* EXERCISE *
Give back all the data exactly, line by line.

* RECORDS SHOWN *
· · · · ·

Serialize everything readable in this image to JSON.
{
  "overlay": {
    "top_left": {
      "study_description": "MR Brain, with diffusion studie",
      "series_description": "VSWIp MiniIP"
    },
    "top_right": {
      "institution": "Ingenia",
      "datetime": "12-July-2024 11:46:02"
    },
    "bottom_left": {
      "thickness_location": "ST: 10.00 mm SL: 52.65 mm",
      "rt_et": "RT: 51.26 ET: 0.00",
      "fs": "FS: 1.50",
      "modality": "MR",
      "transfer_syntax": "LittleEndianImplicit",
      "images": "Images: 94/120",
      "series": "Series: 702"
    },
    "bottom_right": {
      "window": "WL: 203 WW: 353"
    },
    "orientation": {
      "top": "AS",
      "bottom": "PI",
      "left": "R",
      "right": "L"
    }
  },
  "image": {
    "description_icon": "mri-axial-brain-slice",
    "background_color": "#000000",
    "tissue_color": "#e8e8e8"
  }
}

· · · · ·

* PROBLEM SOLUTION *
Serialize everything readable in this image to JSON.
{
  "overlay": {
    "top_left": {
      "study_description": "MR Brain, with diffusion studie",
      "series_description": "VSWIp MiniIP"
    },
    "top_right": {
      "institution": "Ingenia",
      "datetime": "12-July-2024 11:46:02"
    },
    "bottom_left": {
      "thickness_location": "ST: 10.00 mm SL: 52.65 mm",
      "rt_et": "RT: 51.26 ET: 0.00",
      "fs": "FS: 1.50",
      "modality": "MR",
      "transfer_syntax": "LittleEndianImplicit",
      "images": "Images: 94/120",
      "series": "Series: 702"
    },
    "bottom_right": {
      "window": "WL: 203 WW: 353"
    },
    "orientation": {
      "top": "AS",
      "bottom": "PI",
      "left": "R",
      "right": "L"
    }
  },
  "image": {
    "description_icon": "mri-axial-brain-slice",
    "background_color": "#000000",
    "tissue_color": "#e8e8e8"
  }
}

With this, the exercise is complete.